- _本文_
とはいえ、履歴書第20回に、1995年にニューヨークのメトロポリタン美術館(Met)で開催した個展を皮切りに作品が売れるようになり、1778年に開業した古美術商(経緯は履歴書第17回に掲載)をやめて作家活動に専念するようになった、と書かれています。1976年に「ニューヨーク近代美術館の収蔵作家」というブランドを得ても、作家活動に専念できるようになるまでには、様々な苦労をしたのですね。
(参考)「写真の見方」著者:細江英公、澤本徳美 発行所:株式会社新潮社 発行:1986.07.25 の記述
1986年発行の新潮社「写真の見方」は、写真と美術館との関係について、以下のように書いています。
p.47 目的は様々であったが、早くから積極的に写真の収集を行ったのはアメリカ合衆国であった。(略)

- _練習問題_
a: 写真と美術館についての本文によると、早くから積極的に写真の収集を行った国はどこですか。
b: 写真と美術館についての本文の最後の文を引き取り、その続きを書きなさい。
資料はここでは使いません。

- _資料抜粋_
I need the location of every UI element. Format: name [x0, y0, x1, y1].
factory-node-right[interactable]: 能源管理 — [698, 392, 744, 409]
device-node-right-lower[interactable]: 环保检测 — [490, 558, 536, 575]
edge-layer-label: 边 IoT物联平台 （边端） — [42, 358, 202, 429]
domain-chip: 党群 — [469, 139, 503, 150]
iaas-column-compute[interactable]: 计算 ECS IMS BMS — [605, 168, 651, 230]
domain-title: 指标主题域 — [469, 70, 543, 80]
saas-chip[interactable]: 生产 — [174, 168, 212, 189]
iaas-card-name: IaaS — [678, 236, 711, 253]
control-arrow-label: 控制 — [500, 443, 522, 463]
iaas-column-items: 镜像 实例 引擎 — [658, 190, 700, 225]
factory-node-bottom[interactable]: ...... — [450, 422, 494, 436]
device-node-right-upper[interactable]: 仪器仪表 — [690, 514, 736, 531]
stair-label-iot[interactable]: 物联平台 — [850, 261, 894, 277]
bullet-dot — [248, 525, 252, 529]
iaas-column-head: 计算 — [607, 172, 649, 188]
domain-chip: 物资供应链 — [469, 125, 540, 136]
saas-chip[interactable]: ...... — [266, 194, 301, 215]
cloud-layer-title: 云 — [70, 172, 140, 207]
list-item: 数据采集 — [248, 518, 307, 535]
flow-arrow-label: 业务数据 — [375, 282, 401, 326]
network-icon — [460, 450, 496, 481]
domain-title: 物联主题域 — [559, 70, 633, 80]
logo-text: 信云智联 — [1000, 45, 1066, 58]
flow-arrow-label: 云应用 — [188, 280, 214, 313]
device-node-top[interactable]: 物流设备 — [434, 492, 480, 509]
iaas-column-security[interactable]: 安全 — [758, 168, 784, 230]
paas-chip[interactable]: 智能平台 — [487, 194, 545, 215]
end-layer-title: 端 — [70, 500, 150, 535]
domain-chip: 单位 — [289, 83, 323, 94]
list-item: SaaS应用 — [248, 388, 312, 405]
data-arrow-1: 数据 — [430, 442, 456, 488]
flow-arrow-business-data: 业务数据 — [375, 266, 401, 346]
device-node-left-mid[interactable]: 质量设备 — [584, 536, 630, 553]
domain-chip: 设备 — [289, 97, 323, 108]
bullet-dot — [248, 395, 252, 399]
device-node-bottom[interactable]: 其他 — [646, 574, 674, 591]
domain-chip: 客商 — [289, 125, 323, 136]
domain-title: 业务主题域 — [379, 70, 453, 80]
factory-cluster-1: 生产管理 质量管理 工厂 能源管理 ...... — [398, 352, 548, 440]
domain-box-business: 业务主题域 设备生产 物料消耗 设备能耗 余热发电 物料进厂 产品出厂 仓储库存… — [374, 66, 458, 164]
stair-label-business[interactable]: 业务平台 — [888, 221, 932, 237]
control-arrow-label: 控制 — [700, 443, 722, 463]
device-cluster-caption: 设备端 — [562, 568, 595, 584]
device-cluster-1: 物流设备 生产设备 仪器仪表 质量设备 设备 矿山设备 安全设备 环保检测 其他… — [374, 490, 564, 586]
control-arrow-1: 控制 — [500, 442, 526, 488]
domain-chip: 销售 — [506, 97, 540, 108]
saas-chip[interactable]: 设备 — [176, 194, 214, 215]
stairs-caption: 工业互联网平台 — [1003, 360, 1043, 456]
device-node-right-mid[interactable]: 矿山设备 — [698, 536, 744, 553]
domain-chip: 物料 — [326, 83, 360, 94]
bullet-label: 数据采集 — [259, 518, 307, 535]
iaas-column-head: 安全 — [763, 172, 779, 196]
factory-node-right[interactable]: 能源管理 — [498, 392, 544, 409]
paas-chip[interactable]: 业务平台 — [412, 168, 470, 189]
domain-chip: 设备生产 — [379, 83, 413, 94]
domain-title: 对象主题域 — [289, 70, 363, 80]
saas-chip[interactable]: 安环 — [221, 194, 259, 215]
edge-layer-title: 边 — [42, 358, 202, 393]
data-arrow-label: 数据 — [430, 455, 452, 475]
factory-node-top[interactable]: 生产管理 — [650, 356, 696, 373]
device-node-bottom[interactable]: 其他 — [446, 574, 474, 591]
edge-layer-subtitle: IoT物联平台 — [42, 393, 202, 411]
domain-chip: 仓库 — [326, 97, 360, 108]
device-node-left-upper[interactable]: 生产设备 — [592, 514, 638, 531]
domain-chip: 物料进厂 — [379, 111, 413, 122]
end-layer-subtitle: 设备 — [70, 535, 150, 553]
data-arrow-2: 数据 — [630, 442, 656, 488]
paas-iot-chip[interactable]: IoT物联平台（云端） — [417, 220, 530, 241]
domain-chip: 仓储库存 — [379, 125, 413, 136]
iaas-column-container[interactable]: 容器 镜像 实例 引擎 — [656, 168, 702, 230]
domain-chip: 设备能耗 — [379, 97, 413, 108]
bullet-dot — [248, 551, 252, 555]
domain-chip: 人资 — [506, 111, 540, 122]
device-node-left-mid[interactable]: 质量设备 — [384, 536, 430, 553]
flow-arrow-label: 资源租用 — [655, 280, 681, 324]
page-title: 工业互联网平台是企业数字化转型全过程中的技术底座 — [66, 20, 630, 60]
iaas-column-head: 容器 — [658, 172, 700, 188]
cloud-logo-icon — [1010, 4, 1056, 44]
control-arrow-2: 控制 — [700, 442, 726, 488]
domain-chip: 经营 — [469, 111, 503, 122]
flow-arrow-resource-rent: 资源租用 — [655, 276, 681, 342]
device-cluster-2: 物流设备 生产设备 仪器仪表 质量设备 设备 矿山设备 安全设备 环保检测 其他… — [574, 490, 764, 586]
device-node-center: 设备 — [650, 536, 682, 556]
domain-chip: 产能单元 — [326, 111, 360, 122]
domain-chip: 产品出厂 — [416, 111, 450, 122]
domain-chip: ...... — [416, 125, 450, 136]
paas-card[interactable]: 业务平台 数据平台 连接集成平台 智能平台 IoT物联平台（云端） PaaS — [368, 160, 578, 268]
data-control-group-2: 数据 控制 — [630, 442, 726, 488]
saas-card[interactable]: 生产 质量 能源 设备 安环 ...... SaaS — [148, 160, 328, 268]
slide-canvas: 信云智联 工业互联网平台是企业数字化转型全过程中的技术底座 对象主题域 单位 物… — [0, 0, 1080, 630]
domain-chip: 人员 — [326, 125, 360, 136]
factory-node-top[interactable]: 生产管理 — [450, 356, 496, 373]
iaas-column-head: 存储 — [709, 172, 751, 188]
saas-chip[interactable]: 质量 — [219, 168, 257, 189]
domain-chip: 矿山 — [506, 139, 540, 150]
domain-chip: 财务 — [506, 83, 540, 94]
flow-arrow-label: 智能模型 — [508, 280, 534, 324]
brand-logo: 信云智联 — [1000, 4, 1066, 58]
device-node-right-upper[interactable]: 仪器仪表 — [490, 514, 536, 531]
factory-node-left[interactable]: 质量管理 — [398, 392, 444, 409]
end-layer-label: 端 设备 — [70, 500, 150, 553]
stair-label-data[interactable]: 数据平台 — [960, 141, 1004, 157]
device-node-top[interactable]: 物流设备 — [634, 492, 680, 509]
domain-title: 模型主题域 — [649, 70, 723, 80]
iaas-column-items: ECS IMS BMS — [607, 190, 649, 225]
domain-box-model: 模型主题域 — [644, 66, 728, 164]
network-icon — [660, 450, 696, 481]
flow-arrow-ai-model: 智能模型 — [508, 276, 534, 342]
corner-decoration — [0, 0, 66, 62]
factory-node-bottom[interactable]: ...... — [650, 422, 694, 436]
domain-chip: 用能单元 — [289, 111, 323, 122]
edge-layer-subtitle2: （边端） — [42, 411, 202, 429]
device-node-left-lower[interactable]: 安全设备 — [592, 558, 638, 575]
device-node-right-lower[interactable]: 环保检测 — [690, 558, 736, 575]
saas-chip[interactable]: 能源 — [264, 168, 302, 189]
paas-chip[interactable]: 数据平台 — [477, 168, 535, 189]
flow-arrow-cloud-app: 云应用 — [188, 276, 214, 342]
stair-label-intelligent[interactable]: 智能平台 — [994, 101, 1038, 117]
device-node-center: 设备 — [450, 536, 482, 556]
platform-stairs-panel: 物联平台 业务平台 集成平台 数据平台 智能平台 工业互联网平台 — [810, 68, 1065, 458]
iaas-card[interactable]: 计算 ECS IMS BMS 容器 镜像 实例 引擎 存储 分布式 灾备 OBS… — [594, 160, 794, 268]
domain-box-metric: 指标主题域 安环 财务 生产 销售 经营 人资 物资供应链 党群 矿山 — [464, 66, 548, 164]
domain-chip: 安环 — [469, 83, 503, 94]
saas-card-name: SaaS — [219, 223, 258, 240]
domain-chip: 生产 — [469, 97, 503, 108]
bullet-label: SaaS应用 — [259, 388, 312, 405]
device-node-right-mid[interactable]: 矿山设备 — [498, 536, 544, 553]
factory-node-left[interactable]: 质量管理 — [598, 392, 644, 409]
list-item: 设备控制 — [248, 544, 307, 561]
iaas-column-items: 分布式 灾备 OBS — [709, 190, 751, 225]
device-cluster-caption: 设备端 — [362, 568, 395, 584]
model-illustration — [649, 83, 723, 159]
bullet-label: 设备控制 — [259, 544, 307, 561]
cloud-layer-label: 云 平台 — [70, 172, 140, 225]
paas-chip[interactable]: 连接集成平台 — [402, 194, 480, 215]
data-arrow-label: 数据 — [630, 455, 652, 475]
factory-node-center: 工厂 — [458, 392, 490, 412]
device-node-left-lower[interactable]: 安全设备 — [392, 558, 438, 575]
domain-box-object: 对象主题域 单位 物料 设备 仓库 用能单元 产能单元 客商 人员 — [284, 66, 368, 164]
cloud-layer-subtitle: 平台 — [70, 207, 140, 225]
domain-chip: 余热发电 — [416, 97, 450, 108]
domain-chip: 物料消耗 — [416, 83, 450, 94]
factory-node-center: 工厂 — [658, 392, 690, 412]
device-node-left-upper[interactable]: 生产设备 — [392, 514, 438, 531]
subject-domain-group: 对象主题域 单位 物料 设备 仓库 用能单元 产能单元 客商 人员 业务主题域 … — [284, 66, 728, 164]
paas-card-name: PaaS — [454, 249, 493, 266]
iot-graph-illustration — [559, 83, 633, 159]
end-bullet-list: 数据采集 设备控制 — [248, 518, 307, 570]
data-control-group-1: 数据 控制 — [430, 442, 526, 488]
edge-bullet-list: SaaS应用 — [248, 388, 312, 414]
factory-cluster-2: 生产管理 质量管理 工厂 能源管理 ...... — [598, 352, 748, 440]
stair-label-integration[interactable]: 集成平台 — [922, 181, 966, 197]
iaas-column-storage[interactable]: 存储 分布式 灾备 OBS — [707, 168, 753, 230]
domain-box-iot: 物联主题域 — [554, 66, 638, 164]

- _各問の解答_
a: アメリカ合衆国です。

b:
写真を独立した芸術作品として意識的に収集するのは、1920年代になってからである。1924年にボストン美術館はアルフレッド・スティーグリッツの作品を永久的なコレクションとして27点購入した。1928年にはニューヨークのメトロポリタン美術館が、スティーグリッツが夫人のオキーフを主題として撮った作品を収集し、1933年には、彼の所蔵する作品を譲り受けている。
しかし、美術館が正式に写真の部門を設け、組織的にコレクションを始めたのは、1940年に写真部門が設立されたニューヨーク近代美術館である。ここが写真の収集を始めたことは、写真が近代芸術の一つとして認知されたことを証明し、アメリカの多くの美術館に影響を与え、写真部門の設置を慣例化するに至ったのである。
世界最大のコレクションを誇る写真部門の国際美術館、ニューヨーク州ロチェスターのジョージ・イーストマン・ハウスが設立されたのは1949年であった。
Ron.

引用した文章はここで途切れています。